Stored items
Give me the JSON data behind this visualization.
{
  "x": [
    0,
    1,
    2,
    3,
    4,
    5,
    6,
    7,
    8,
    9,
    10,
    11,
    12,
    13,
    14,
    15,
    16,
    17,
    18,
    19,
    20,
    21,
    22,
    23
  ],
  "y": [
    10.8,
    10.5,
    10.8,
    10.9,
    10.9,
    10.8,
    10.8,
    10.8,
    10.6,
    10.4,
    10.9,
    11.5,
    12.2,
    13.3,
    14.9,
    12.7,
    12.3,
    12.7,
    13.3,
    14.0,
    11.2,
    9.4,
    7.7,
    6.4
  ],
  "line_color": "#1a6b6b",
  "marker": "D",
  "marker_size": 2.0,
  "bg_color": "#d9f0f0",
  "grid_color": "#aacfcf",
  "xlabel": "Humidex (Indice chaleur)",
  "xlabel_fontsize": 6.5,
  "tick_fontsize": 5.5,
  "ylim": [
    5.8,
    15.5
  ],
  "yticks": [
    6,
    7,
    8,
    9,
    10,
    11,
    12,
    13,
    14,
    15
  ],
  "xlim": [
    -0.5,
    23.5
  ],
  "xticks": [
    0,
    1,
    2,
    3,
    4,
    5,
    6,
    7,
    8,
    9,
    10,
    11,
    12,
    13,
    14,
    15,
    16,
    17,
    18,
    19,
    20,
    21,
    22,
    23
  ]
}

§ Goal: Every line above needs to be retyped exactly.

§ Exercise result:
Give me the JSON data behind this visualization.
{
  "x": [
    0,
    1,
    2,
    3,
    4,
    5,
    6,
    7,
    8,
    9,
    10,
    11,
    12,
    13,
    14,
    15,
    16,
    17,
    18,
    19,
    20,
    21,
    22,
    23
  ],
  "y": [
    10.8,
    10.5,
    10.8,
    10.9,
    10.9,
    10.8,
    10.8,
    10.8,
    10.6,
    10.4,
    10.9,
    11.5,
    12.2,
    13.3,
    14.9,
    12.7,
    12.3,
    12.7,
    13.3,
    14.0,
    11.2,
    9.4,
    7.7,
    6.4
  ],
  "line_color": "#1a6b6b",
  "marker": "D",
  "marker_size": 2.0,
  "bg_color": "#d9f0f0",
  "grid_color": "#aacfcf",
  "xlabel": "Humidex (Indice chaleur)",
  "xlabel_fontsize": 6.5,
  "tick_fontsize": 5.5,
  "ylim": [
    5.8,
    15.5
  ],
  "yticks": [
    6,
    7,
    8,
    9,
    10,
    11,
    12,
    13,
    14,
    15
  ],
  "xlim": [
    -0.5,
    23.5
  ],
  "xticks": [
    0,
    1,
    2,
    3,
    4,
    5,
    6,
    7,
    8,
    9,
    10,
    11,
    12,
    13,
    14,
    15,
    16,
    17,
    18,
    19,
    20,
    21,
    22,
    23
  ]
}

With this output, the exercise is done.